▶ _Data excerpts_
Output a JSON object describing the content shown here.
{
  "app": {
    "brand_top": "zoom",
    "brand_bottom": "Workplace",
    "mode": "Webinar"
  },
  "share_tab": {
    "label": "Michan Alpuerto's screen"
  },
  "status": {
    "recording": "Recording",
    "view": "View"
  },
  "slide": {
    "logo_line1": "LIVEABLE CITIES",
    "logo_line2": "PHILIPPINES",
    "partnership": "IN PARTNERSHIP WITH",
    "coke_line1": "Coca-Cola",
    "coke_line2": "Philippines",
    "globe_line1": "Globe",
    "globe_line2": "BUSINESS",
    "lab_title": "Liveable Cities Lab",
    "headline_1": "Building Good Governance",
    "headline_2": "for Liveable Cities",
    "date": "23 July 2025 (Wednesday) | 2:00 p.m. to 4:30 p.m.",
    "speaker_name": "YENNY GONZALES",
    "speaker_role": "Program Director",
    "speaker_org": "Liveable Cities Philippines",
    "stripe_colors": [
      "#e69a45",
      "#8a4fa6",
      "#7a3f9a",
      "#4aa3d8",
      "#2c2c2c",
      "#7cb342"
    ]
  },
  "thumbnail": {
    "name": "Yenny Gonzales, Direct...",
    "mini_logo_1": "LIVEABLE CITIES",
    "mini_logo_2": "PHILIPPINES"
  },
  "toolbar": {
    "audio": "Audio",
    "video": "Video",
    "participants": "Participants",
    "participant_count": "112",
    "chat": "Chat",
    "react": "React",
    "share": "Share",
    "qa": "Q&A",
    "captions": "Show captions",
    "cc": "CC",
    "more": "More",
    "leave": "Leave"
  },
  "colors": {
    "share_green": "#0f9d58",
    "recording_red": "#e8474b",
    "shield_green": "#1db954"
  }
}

▶ _Task_
Print back all the lines verbatim.

▶ _Worked answer_
Output a JSON object describing the content shown here.
{
  "app": {
    "brand_top": "zoom",
    "brand_bottom": "Workplace",
    "mode": "Webinar"
  },
  "share_tab": {
    "label": "Michan Alpuerto's screen"
  },
  "status": {
    "recording": "Recording",
    "view": "View"
  },
  "slide": {
    "logo_line1": "LIVEABLE CITIES",
    "logo_line2": "PHILIPPINES",
    "partnership": "IN PARTNERSHIP WITH",
    "coke_line1": "Coca-Cola",
    "coke_line2": "Philippines",
    "globe_line1": "Globe",
    "globe_line2": "BUSINESS",
    "lab_title": "Liveable Cities Lab",
    "headline_1": "Building Good Governance",
    "headline_2": "for Liveable Cities",
    "date": "23 July 2025 (Wednesday) | 2:00 p.m. to 4:30 p.m.",
    "speaker_name": "YENNY GONZALES",
    "speaker_role": "Program Director",
    "speaker_org": "Liveable Cities Philippines",
    "stripe_colors": [
      "#e69a45",
      "#8a4fa6",
      "#7a3f9a",
      "#4aa3d8",
      "#2c2c2c",
      "#7cb342"
    ]
  },
  "thumbnail": {
    "name": "Yenny Gonzales, Direct...",
    "mini_logo_1": "LIVEABLE CITIES",
    "mini_logo_2": "PHILIPPINES"
  },
  "toolbar": {
    "audio": "Audio",
    "video": "Video",
    "participants": "Participants",
    "participant_count": "112",
    "chat": "Chat",
    "react": "React",
    "share": "Share",
    "qa": "Q&A",
    "captions": "Show captions",
    "cc": "CC",
    "more": "More",
    "leave": "Leave"
  },
  "colors": {
    "share_green": "#0f9d58",
    "recording_red": "#e8474b",
    "shield_green": "#1db954"
  }
}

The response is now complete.